- **Directions**
Every entry should be repeated exactly. Omit the pictures.

- **Supplied material**
━━━━━━━━

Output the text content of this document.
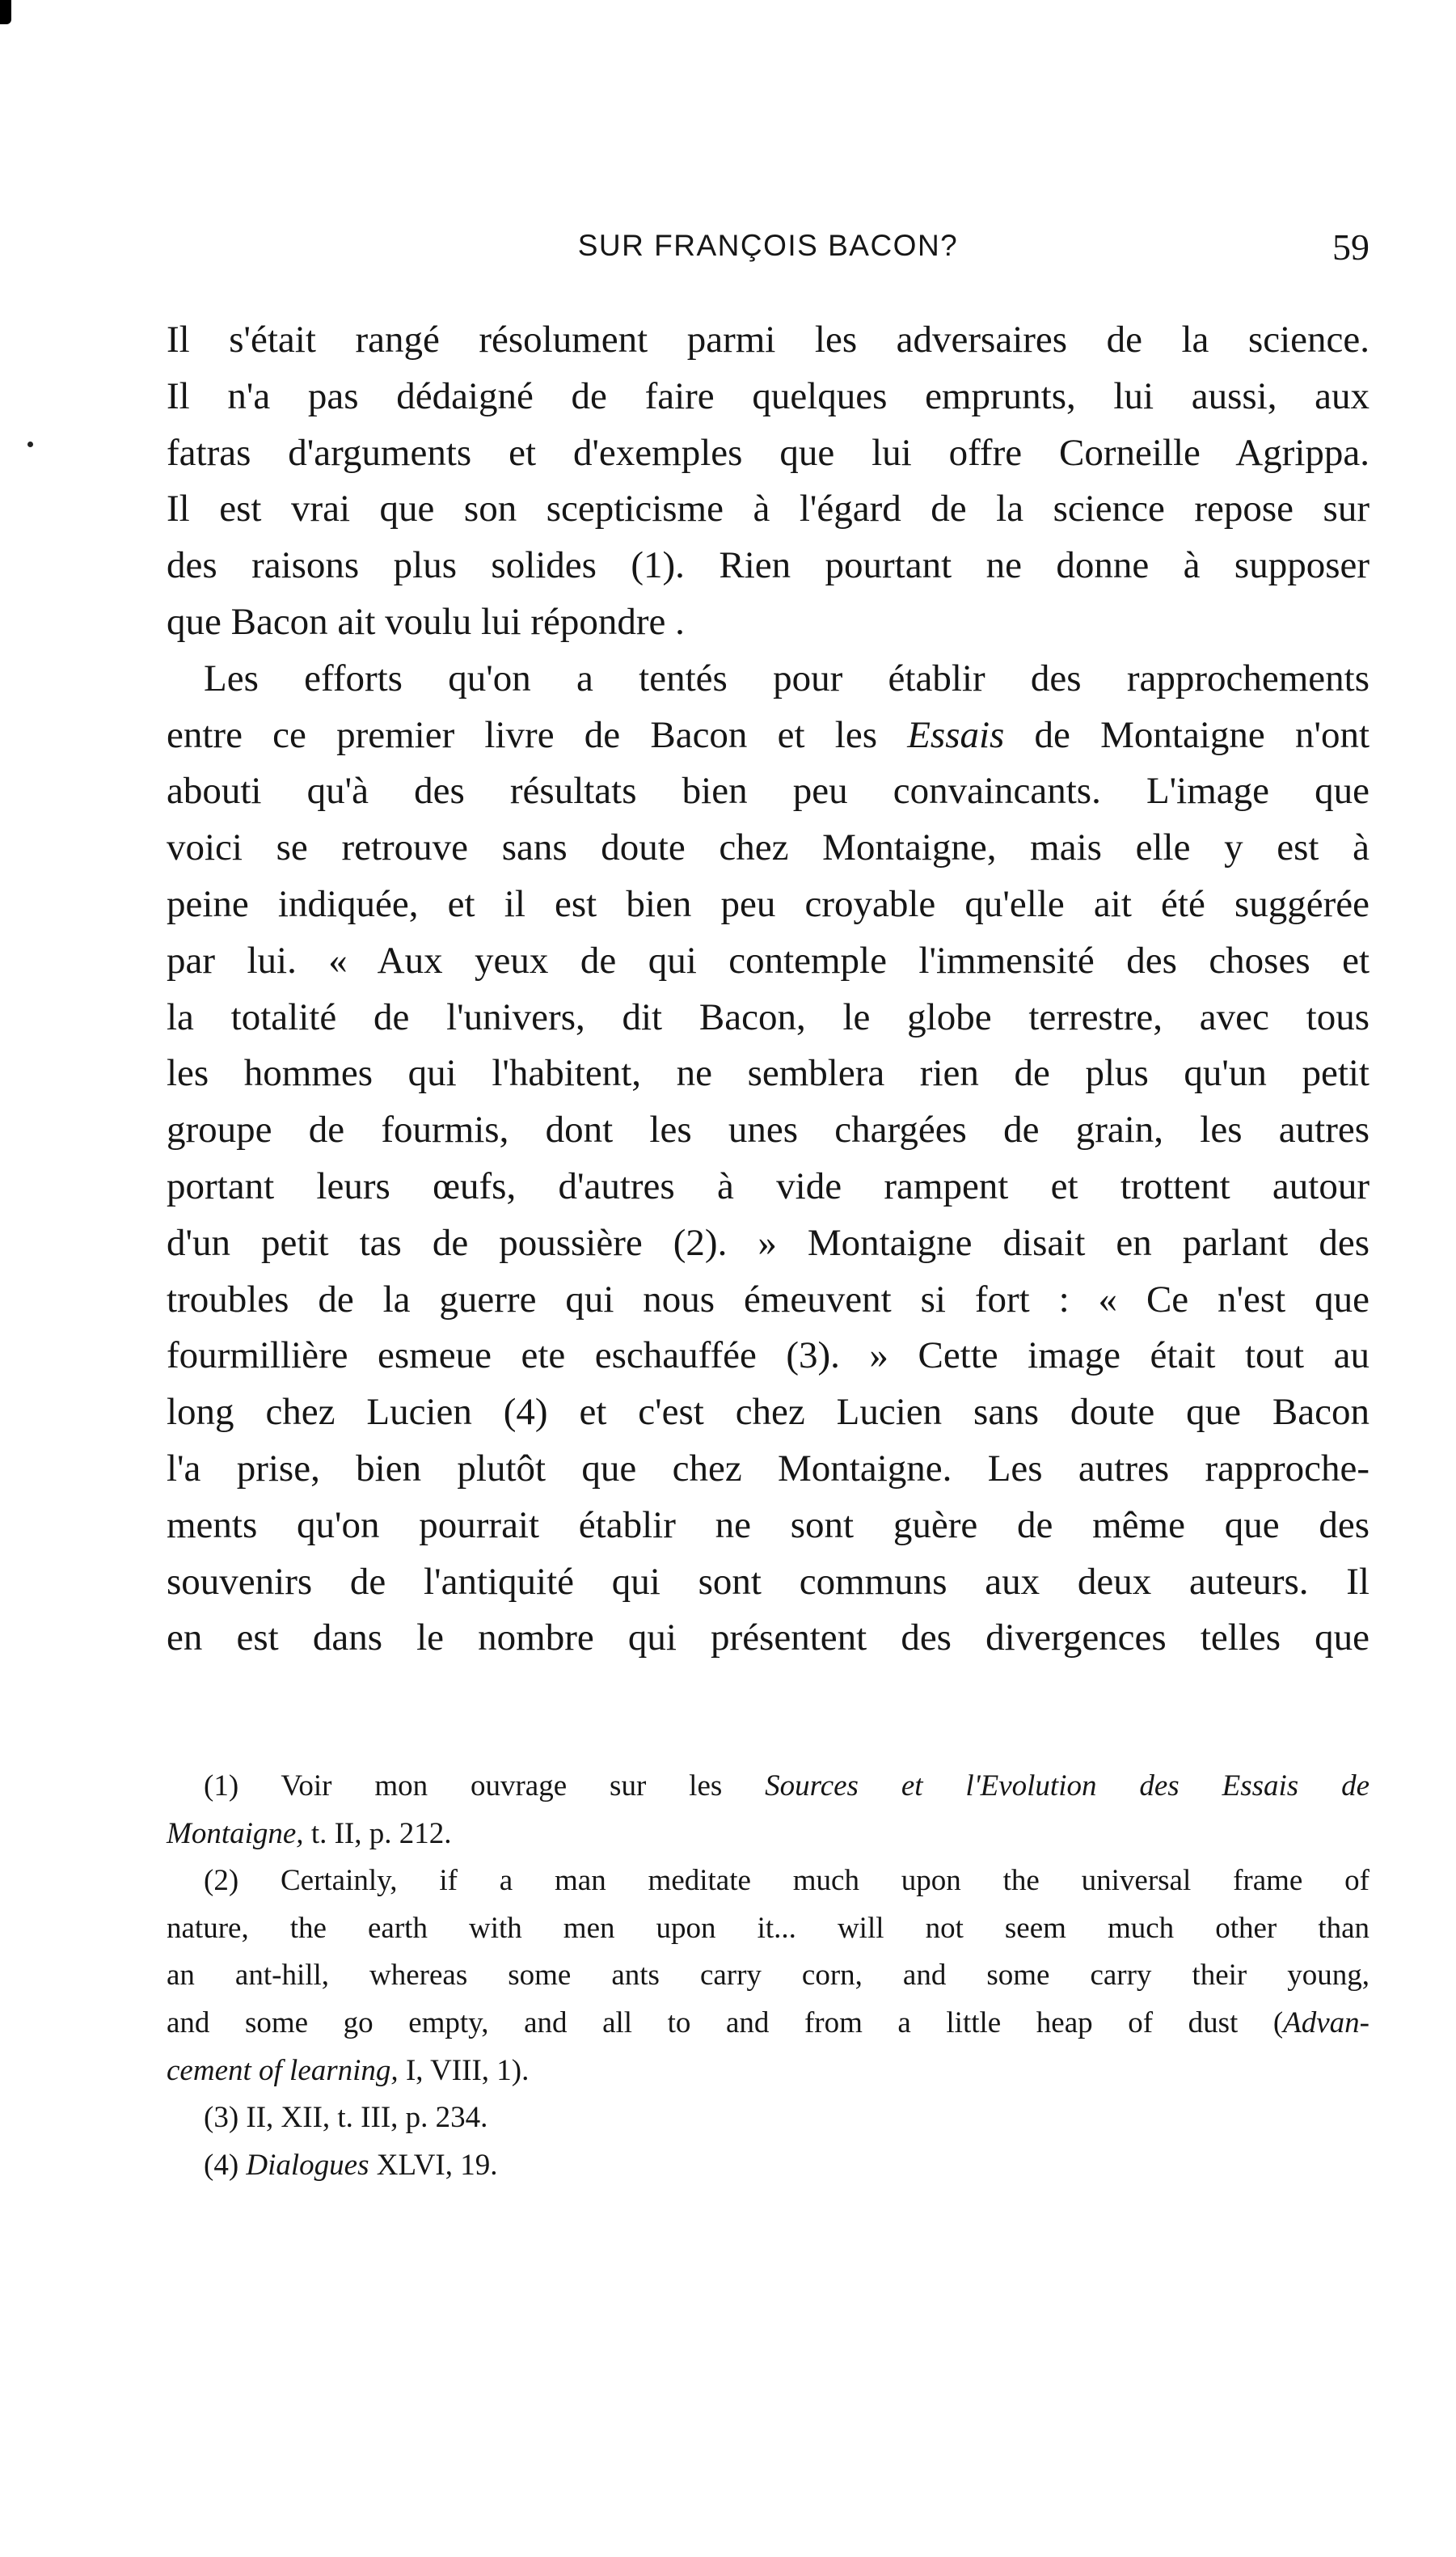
SUR FRANÇOIS BACON?	59
Il s'était rangé résolument parmi les adversaires de la science.
Il n'a pas dédaigné de faire quelques emprunts, lui aussi, aux
fatras d'arguments et d'exemples que lui offre Corneille Agrippa.
Il est vrai que son scepticisme à l'égard de la science repose sur
des raisons plus solides (1). Rien pourtant ne donne à supposer
que Bacon ait voulu lui répondre .
Les efforts qu'on a tentés pour établir des rapprochements
entre ce premier livre de Bacon et les Essais de Montaigne n'ont
abouti qu'à des résultats bien peu convaincants. L'image que
voici se retrouve sans doute chez Montaigne, mais elle y est à
peine indiquée, et il est bien peu croyable qu'elle ait été suggérée
par lui. « Aux yeux de qui contemple l'immensité des choses et
la totalité de l'univers, dit Bacon, le globe terrestre, avec tous
les hommes qui l'habitent, ne semblera rien de plus qu'un petit
groupe de fourmis, dont les unes chargées de grain, les autres
portant leurs œufs, d'autres à vide rampent et trottent autour
d'un petit tas de poussière (2). » Montaigne disait en parlant des
troubles de la guerre qui nous émeuvent si fort : « Ce n'est que
fourmillière esmeue ete eschauffée (3). » Cette image était tout au
long chez Lucien (4) et c'est chez Lucien sans doute que Bacon
l'a prise, bien plutôt que chez Montaigne. Les autres rapproche-
ments qu'on pourrait établir ne sont guère de même que des
souvenirs de l'antiquité qui sont communs aux deux auteurs. Il
en est dans le nombre qui présentent des divergences telles que
(1) Voir mon ouvrage sur les Sources et l'Evolution des Essais de
Montaigne, t. II, p. 212.
(2) Certainly, if a man meditate much upon the universal frame of
nature, the earth with men upon it... will not seem much other than
an ant-hill, whereas some ants carry corn, and some carry their young,
and some go empty, and all to and from a little heap of dust (Advan-
cement of learning, I, VIII, 1).
(3) II, XII, t. III, p. 234.
(4) Dialogues XLVI, 19.
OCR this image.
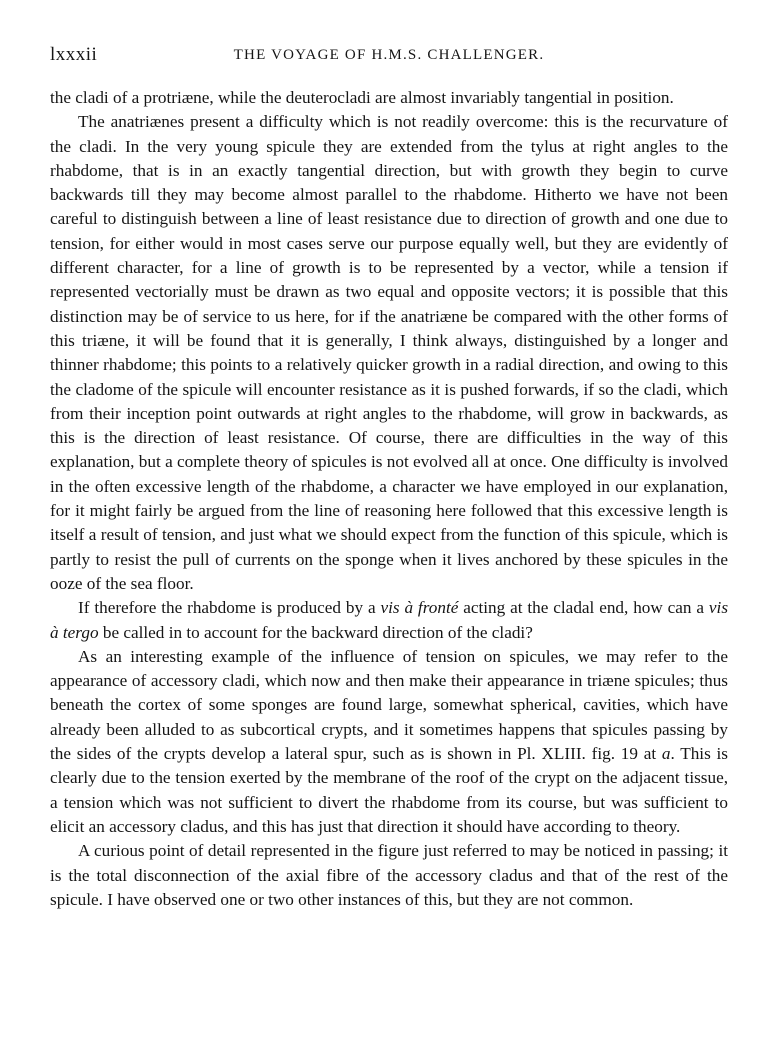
lxxxii	THE VOYAGE OF H.M.S. CHALLENGER.

the cladi of a protriæne, while the deuterocladi are almost invariably tangential in position.

The anatriænes present a difficulty which is not readily overcome: this is the recurvature of the cladi. In the very young spicule they are extended from the tylus at right angles to the rhabdome, that is in an exactly tangential direction, but with growth they begin to curve backwards till they may become almost parallel to the rhabdome. Hitherto we have not been careful to distinguish between a line of least resistance due to direction of growth and one due to tension, for either would in most cases serve our purpose equally well, but they are evidently of different character, for a line of growth is to be represented by a vector, while a tension if represented vectorially must be drawn as two equal and opposite vectors; it is possible that this distinction may be of service to us here, for if the anatriæne be compared with the other forms of this triæne, it will be found that it is generally, I think always, distinguished by a longer and thinner rhabdome; this points to a relatively quicker growth in a radial direction, and owing to this the cladome of the spicule will encounter resistance as it is pushed forwards, if so the cladi, which from their inception point outwards at right angles to the rhabdome, will grow in backwards, as this is the direction of least resistance. Of course, there are difficulties in the way of this explanation, but a complete theory of spicules is not evolved all at once. One difficulty is involved in the often excessive length of the rhabdome, a character we have employed in our explanation, for it might fairly be argued from the line of reasoning here followed that this excessive length is itself a result of tension, and just what we should expect from the function of this spicule, which is partly to resist the pull of currents on the sponge when it lives anchored by these spicules in the ooze of the sea floor.

If therefore the rhabdome is produced by a vis à fronté acting at the cladal end, how can a vis à tergo be called in to account for the backward direction of the cladi?

As an interesting example of the influence of tension on spicules, we may refer to the appearance of accessory cladi, which now and then make their appearance in triæne spicules; thus beneath the cortex of some sponges are found large, somewhat spherical, cavities, which have already been alluded to as subcortical crypts, and it sometimes happens that spicules passing by the sides of the crypts develop a lateral spur, such as is shown in Pl. XLIII. fig. 19 at a. This is clearly due to the tension exerted by the membrane of the roof of the crypt on the adjacent tissue, a tension which was not sufficient to divert the rhabdome from its course, but was sufficient to elicit an accessory cladus, and this has just that direction it should have according to theory.

A curious point of detail represented in the figure just referred to may be noticed in passing; it is the total disconnection of the axial fibre of the accessory cladus and that of the rest of the spicule. I have observed one or two other instances of this, but they are not common.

━━━━━━━━

- **Result of this exercise**
Output the text content of this document.
SUR FRANÇOIS BACON?	59
Il s'était rangé résolument parmi les adversaires de la science.
Il n'a pas dédaigné de faire quelques emprunts, lui aussi, aux
fatras d'arguments et d'exemples que lui offre Corneille Agrippa.
Il est vrai que son scepticisme à l'égard de la science repose sur
des raisons plus solides (1). Rien pourtant ne donne à supposer
que Bacon ait voulu lui répondre .
Les efforts qu'on a tentés pour établir des rapprochements
entre ce premier livre de Bacon et les Essais de Montaigne n'ont
abouti qu'à des résultats bien peu convaincants. L'image que
voici se retrouve sans doute chez Montaigne, mais elle y est à
peine indiquée, et il est bien peu croyable qu'elle ait été suggérée
par lui. « Aux yeux de qui contemple l'immensité des choses et
la totalité de l'univers, dit Bacon, le globe terrestre, avec tous
les hommes qui l'habitent, ne semblera rien de plus qu'un petit
groupe de fourmis, dont les unes chargées de grain, les autres
portant leurs œufs, d'autres à vide rampent et trottent autour
d'un petit tas de poussière (2). » Montaigne disait en parlant des
troubles de la guerre qui nous émeuvent si fort : « Ce n'est que
fourmillière esmeue ete eschauffée (3). » Cette image était tout au
long chez Lucien (4) et c'est chez Lucien sans doute que Bacon
l'a prise, bien plutôt que chez Montaigne. Les autres rapproche-
ments qu'on pourrait établir ne sont guère de même que des
souvenirs de l'antiquité qui sont communs aux deux auteurs. Il
en est dans le nombre qui présentent des divergences telles que
(1) Voir mon ouvrage sur les Sources et l'Evolution des Essais de
Montaigne, t. II, p. 212.
(2) Certainly, if a man meditate much upon the universal frame of
nature, the earth with men upon it... will not seem much other than
an ant-hill, whereas some ants carry corn, and some carry their young,
and some go empty, and all to and from a little heap of dust (Advan-
cement of learning, I, VIII, 1).
(3) II, XII, t. III, p. 234.
(4) Dialogues XLVI, 19.
OCR this image.
lxxxii	THE VOYAGE OF H.M.S. CHALLENGER.

the cladi of a protriæne, while the deuterocladi are almost invariably tangential in position.

The anatriænes present a difficulty which is not readily overcome: this is the recurvature of the cladi. In the very young spicule they are extended from the tylus at right angles to the rhabdome, that is in an exactly tangential direction, but with growth they begin to curve backwards till they may become almost parallel to the rhabdome. Hitherto we have not been careful to distinguish between a line of least resistance due to direction of growth and one due to tension, for either would in most cases serve our purpose equally well, but they are evidently of different character, for a line of growth is to be represented by a vector, while a tension if represented vectorially must be drawn as two equal and opposite vectors; it is possible that this distinction may be of service to us here, for if the anatriæne be compared with the other forms of this triæne, it will be found that it is generally, I think always, distinguished by a longer and thinner rhabdome; this points to a relatively quicker growth in a radial direction, and owing to this the cladome of the spicule will encounter resistance as it is pushed forwards, if so the cladi, which from their inception point outwards at right angles to the rhabdome, will grow in backwards, as this is the direction of least resistance. Of course, there are difficulties in the way of this explanation, but a complete theory of spicules is not evolved all at once. One difficulty is involved in the often excessive length of the rhabdome, a character we have employed in our explanation, for it might fairly be argued from the line of reasoning here followed that this excessive length is itself a result of tension, and just what we should expect from the function of this spicule, which is partly to resist the pull of currents on the sponge when it lives anchored by these spicules in the ooze of the sea floor.

If therefore the rhabdome is produced by a vis à fronté acting at the cladal end, how can a vis à tergo be called in to account for the backward direction of the cladi?

As an interesting example of the influence of tension on spicules, we may refer to the appearance of accessory cladi, which now and then make their appearance in triæne spicules; thus beneath the cortex of some sponges are found large, somewhat spherical, cavities, which have already been alluded to as subcortical crypts, and it sometimes happens that spicules passing by the sides of the crypts develop a lateral spur, such as is shown in Pl. XLIII. fig. 19 at a. This is clearly due to the tension exerted by the membrane of the roof of the crypt on the adjacent tissue, a tension which was not sufficient to divert the rhabdome from its course, but was sufficient to elicit an accessory cladus, and this has just that direction it should have according to theory.

A curious point of detail represented in the figure just referred to may be noticed in passing; it is the total disconnection of the axial fibre of the accessory cladus and that of the rest of the spicule. I have observed one or two other instances of this, but they are not common.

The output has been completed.